▸ **Directions**: Write every line of the material out exactly as shown.

## START Record set

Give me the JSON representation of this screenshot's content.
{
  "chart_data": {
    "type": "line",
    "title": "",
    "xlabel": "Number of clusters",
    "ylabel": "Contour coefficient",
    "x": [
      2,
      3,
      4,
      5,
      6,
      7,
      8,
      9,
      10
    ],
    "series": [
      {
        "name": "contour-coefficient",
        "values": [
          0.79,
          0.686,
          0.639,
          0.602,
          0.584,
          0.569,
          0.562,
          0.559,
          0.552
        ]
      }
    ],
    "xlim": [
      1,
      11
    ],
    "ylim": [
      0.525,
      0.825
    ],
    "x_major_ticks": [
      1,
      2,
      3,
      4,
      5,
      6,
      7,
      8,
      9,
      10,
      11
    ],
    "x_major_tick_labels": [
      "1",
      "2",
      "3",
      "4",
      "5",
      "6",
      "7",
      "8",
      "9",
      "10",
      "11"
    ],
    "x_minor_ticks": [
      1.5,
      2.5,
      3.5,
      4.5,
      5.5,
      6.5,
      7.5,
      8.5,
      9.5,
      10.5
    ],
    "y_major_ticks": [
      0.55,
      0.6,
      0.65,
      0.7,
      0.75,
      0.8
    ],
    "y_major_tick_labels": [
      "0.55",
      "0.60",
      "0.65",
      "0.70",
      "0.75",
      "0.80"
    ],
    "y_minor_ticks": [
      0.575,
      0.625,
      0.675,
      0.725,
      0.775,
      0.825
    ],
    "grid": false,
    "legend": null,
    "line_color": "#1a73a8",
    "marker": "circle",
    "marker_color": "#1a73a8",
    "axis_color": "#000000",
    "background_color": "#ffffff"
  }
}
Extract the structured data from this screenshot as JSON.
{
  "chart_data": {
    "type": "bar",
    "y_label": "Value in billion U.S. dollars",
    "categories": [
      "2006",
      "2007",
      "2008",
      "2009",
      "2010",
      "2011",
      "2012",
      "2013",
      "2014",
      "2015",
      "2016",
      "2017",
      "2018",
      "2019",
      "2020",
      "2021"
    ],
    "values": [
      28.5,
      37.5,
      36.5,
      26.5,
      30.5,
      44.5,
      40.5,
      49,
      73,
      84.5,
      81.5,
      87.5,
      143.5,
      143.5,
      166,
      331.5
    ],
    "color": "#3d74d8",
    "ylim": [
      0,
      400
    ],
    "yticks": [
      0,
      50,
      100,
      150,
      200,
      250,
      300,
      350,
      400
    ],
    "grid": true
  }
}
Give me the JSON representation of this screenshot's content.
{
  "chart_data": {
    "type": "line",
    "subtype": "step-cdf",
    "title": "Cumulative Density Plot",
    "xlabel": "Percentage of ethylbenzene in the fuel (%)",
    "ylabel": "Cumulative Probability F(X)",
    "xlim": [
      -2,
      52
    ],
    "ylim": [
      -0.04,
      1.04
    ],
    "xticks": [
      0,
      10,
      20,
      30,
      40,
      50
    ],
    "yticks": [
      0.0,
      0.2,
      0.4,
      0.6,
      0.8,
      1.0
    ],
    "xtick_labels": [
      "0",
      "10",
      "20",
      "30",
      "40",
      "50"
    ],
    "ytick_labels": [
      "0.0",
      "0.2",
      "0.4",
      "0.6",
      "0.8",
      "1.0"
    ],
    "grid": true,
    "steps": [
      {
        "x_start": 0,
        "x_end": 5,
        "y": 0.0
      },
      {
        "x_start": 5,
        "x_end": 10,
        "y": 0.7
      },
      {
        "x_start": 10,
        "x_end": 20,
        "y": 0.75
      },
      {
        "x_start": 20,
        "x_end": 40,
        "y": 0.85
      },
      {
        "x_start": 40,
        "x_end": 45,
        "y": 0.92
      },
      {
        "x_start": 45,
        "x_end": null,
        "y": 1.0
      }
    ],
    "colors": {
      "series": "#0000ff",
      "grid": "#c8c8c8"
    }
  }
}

## END Record set

▸ **Exercise output**:
Give me the JSON representation of this screenshot's content.
{
  "chart_data": {
    "type": "line",
    "title": "",
    "xlabel": "Number of clusters",
    "ylabel": "Contour coefficient",
    "x": [
      2,
      3,
      4,
      5,
      6,
      7,
      8,
      9,
      10
    ],
    "series": [
      {
        "name": "contour-coefficient",
        "values": [
          0.79,
          0.686,
          0.639,
          0.602,
          0.584,
          0.569,
          0.562,
          0.559,
          0.552
        ]
      }
    ],
    "xlim": [
      1,
      11
    ],
    "ylim": [
      0.525,
      0.825
    ],
    "x_major_ticks": [
      1,
      2,
      3,
      4,
      5,
      6,
      7,
      8,
      9,
      10,
      11
    ],
    "x_major_tick_labels": [
      "1",
      "2",
      "3",
      "4",
      "5",
      "6",
      "7",
      "8",
      "9",
      "10",
      "11"
    ],
    "x_minor_ticks": [
      1.5,
      2.5,
      3.5,
      4.5,
      5.5,
      6.5,
      7.5,
      8.5,
      9.5,
      10.5
    ],
    "y_major_ticks": [
      0.55,
      0.6,
      0.65,
      0.7,
      0.75,
      0.8
    ],
    "y_major_tick_labels": [
      "0.55",
      "0.60",
      "0.65",
      "0.70",
      "0.75",
      "0.80"
    ],
    "y_minor_ticks": [
      0.575,
      0.625,
      0.675,
      0.725,
      0.775,
      0.825
    ],
    "grid": false,
    "legend": null,
    "line_color": "#1a73a8",
    "marker": "circle",
    "marker_color": "#1a73a8",
    "axis_color": "#000000",
    "background_color": "#ffffff"
  }
}
Extract the structured data from this screenshot as JSON.
{
  "chart_data": {
    "type": "bar",
    "y_label": "Value in billion U.S. dollars",
    "categories": [
      "2006",
      "2007",
      "2008",
      "2009",
      "2010",
      "2011",
      "2012",
      "2013",
      "2014",
      "2015",
      "2016",
      "2017",
      "2018",
      "2019",
      "2020",
      "2021"
    ],
    "values": [
      28.5,
      37.5,
      36.5,
      26.5,
      30.5,
      44.5,
      40.5,
      49,
      73,
      84.5,
      81.5,
      87.5,
      143.5,
      143.5,
      166,
      331.5
    ],
    "color": "#3d74d8",
    "ylim": [
      0,
      400
    ],
    "yticks": [
      0,
      50,
      100,
      150,
      200,
      250,
      300,
      350,
      400
    ],
    "grid": true
  }
}
Give me the JSON representation of this screenshot's content.
{
  "chart_data": {
    "type": "line",
    "subtype": "step-cdf",
    "title": "Cumulative Density Plot",
    "xlabel": "Percentage of ethylbenzene in the fuel (%)",
    "ylabel": "Cumulative Probability F(X)",
    "xlim": [
      -2,
      52
    ],
    "ylim": [
      -0.04,
      1.04
    ],
    "xticks": [
      0,
      10,
      20,
      30,
      40,
      50
    ],
    "yticks": [
      0.0,
      0.2,
      0.4,
      0.6,
      0.8,
      1.0
    ],
    "xtick_labels": [
      "0",
      "10",
      "20",
      "30",
      "40",
      "50"
    ],
    "ytick_labels": [
      "0.0",
      "0.2",
      "0.4",
      "0.6",
      "0.8",
      "1.0"
    ],
    "grid": true,
    "steps": [
      {
        "x_start": 0,
        "x_end": 5,
        "y": 0.0
      },
      {
        "x_start": 5,
        "x_end": 10,
        "y": 0.7
      },
      {
        "x_start": 10,
        "x_end": 20,
        "y": 0.75
      },
      {
        "x_start": 20,
        "x_end": 40,
        "y": 0.85
      },
      {
        "x_start": 40,
        "x_end": 45,
        "y": 0.92
      },
      {
        "x_start": 45,
        "x_end": null,
        "y": 1.0
      }
    ],
    "colors": {
      "series": "#0000ff",
      "grid": "#c8c8c8"
    }
  }
}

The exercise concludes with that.